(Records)

^^^^

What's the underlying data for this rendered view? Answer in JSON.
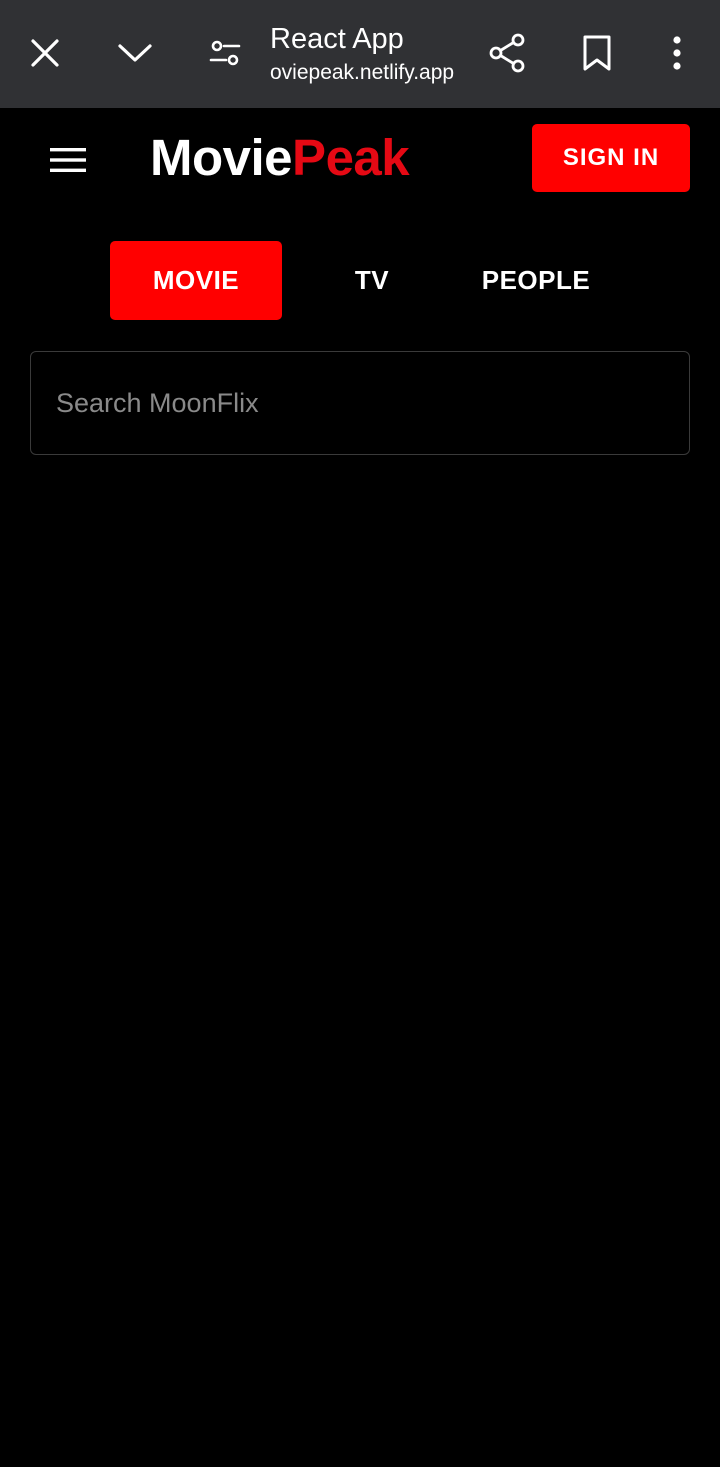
{
  "browser": {
    "page_title": "React App",
    "url": "oviepeak.netlify.app",
    "icons": [
      "close-icon",
      "chevron-down-icon",
      "tune-icon",
      "share-icon",
      "bookmark-icon",
      "more-vert-icon"
    ]
  },
  "header": {
    "logo_part1": "Movie",
    "logo_part2": "Peak",
    "signin_label": "SIGN IN",
    "accent_color": "#ff0000"
  },
  "tabs": [
    {
      "label": "MOVIE",
      "active": true
    },
    {
      "label": "TV",
      "active": false
    },
    {
      "label": "PEOPLE",
      "active": false
    }
  ],
  "search": {
    "placeholder": "Search MoonFlix",
    "value": ""
  }
}
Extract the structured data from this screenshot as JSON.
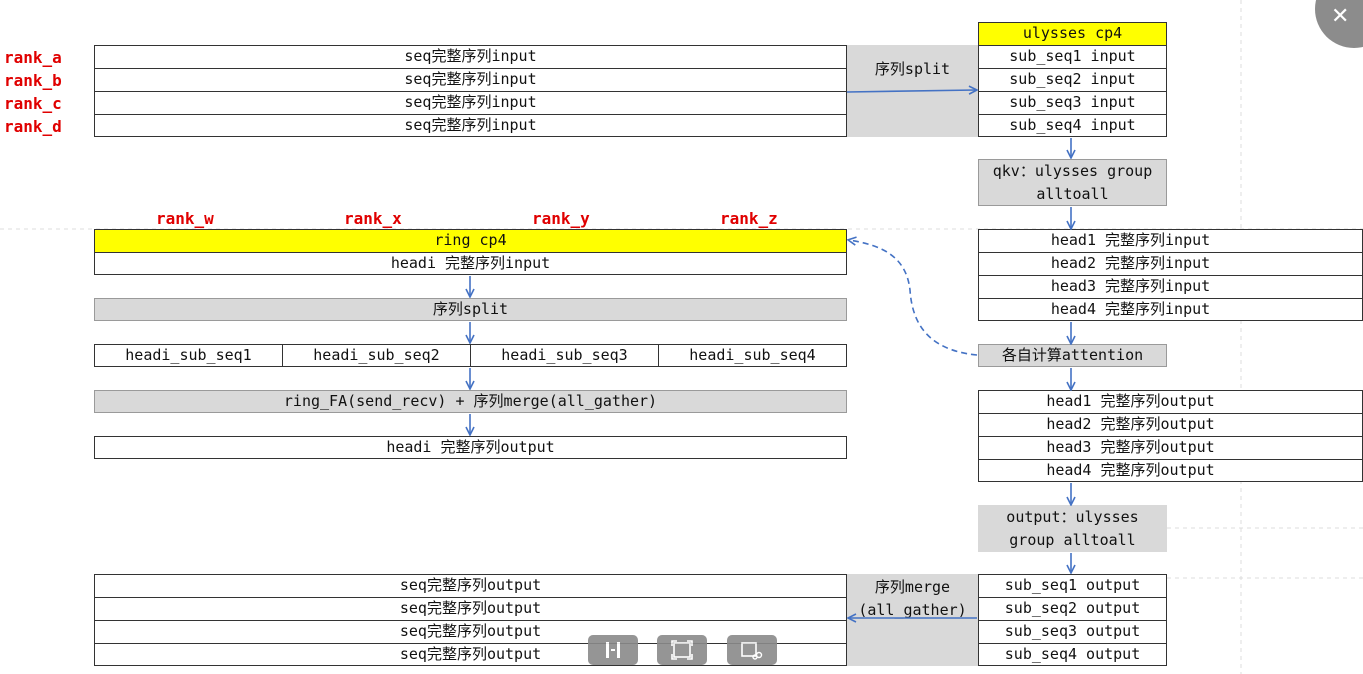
{
  "ranks_left": [
    "rank_a",
    "rank_b",
    "rank_c",
    "rank_d"
  ],
  "seq_input_rows": [
    "seq完整序列input",
    "seq完整序列input",
    "seq完整序列input",
    "seq完整序列input"
  ],
  "split_label": "序列split",
  "ulysses": {
    "title": "ulysses cp4",
    "sub_inputs": [
      "sub_seq1 input",
      "sub_seq2 input",
      "sub_seq3 input",
      "sub_seq4 input"
    ],
    "qkv_label": "qkv：ulysses group alltoall",
    "head_inputs": [
      "head1 完整序列input",
      "head2 完整序列input",
      "head3 完整序列input",
      "head4 完整序列input"
    ],
    "attention_label": "各自计算attention",
    "head_outputs": [
      "head1 完整序列output",
      "head2 完整序列output",
      "head3 完整序列output",
      "head4 完整序列output"
    ],
    "output_label": "output：ulysses group alltoall",
    "sub_outputs": [
      "sub_seq1 output",
      "sub_seq2 output",
      "sub_seq3 output",
      "sub_seq4 output"
    ]
  },
  "ring": {
    "ranks": [
      "rank_w",
      "rank_x",
      "rank_y",
      "rank_z"
    ],
    "title": "ring cp4",
    "headi_input": "headi 完整序列input",
    "split": "序列split",
    "sub_seqs": [
      "headi_sub_seq1",
      "headi_sub_seq2",
      "headi_sub_seq3",
      "headi_sub_seq4"
    ],
    "ring_fa": "ring_FA(send_recv) + 序列merge(all_gather)",
    "headi_output": "headi 完整序列output"
  },
  "merge_label": "序列merge (all_gather)",
  "seq_output_rows": [
    "seq完整序列output",
    "seq完整序列output",
    "seq完整序列output",
    "seq完整序列output"
  ],
  "ui": {
    "close_glyph": "✕",
    "toolbar_icons": [
      "pause-icon",
      "fit-screen-icon",
      "crop-edit-icon"
    ]
  },
  "colors": {
    "highlight": "#ffff00",
    "panel": "#d9d9d9",
    "arrow": "#4472c4",
    "rank_label": "#e00000"
  }
}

^^^^

AIM OF THE EXERCISE.
Pictures in the data above should not be copied; transcribe everything else exactly.

EXERCISE RESULT.
What's the underlying data for this rendered view? Answer in JSON.
{
  "browser": {
    "page_title": "React App",
    "url": "oviepeak.netlify.app",
    "icons": [
      "close-icon",
      "chevron-down-icon",
      "tune-icon",
      "share-icon",
      "bookmark-icon",
      "more-vert-icon"
    ]
  },
  "header": {
    "logo_part1": "Movie",
    "logo_part2": "Peak",
    "signin_label": "SIGN IN",
    "accent_color": "#ff0000"
  },
  "tabs": [
    {
      "label": "MOVIE",
      "active": true
    },
    {
      "label": "TV",
      "active": false
    },
    {
      "label": "PEOPLE",
      "active": false
    }
  ],
  "search": {
    "placeholder": "Search MoonFlix",
    "value": ""
  }
}
Extract the structured data from this screenshot as JSON.
{
  "ranks_left": [
    "rank_a",
    "rank_b",
    "rank_c",
    "rank_d"
  ],
  "seq_input_rows": [
    "seq完整序列input",
    "seq完整序列input",
    "seq完整序列input",
    "seq完整序列input"
  ],
  "split_label": "序列split",
  "ulysses": {
    "title": "ulysses cp4",
    "sub_inputs": [
      "sub_seq1 input",
      "sub_seq2 input",
      "sub_seq3 input",
      "sub_seq4 input"
    ],
    "qkv_label": "qkv：ulysses group alltoall",
    "head_inputs": [
      "head1 完整序列input",
      "head2 完整序列input",
      "head3 完整序列input",
      "head4 完整序列input"
    ],
    "attention_label": "各自计算attention",
    "head_outputs": [
      "head1 完整序列output",
      "head2 完整序列output",
      "head3 完整序列output",
      "head4 完整序列output"
    ],
    "output_label": "output：ulysses group alltoall",
    "sub_outputs": [
      "sub_seq1 output",
      "sub_seq2 output",
      "sub_seq3 output",
      "sub_seq4 output"
    ]
  },
  "ring": {
    "ranks": [
      "rank_w",
      "rank_x",
      "rank_y",
      "rank_z"
    ],
    "title": "ring cp4",
    "headi_input": "headi 完整序列input",
    "split": "序列split",
    "sub_seqs": [
      "headi_sub_seq1",
      "headi_sub_seq2",
      "headi_sub_seq3",
      "headi_sub_seq4"
    ],
    "ring_fa": "ring_FA(send_recv) + 序列merge(all_gather)",
    "headi_output": "headi 完整序列output"
  },
  "merge_label": "序列merge (all_gather)",
  "seq_output_rows": [
    "seq完整序列output",
    "seq完整序列output",
    "seq完整序列output",
    "seq完整序列output"
  ],
  "ui": {
    "close_glyph": "✕",
    "toolbar_icons": [
      "pause-icon",
      "fit-screen-icon",
      "crop-edit-icon"
    ]
  },
  "colors": {
    "highlight": "#ffff00",
    "panel": "#d9d9d9",
    "arrow": "#4472c4",
    "rank_label": "#e00000"
  }
}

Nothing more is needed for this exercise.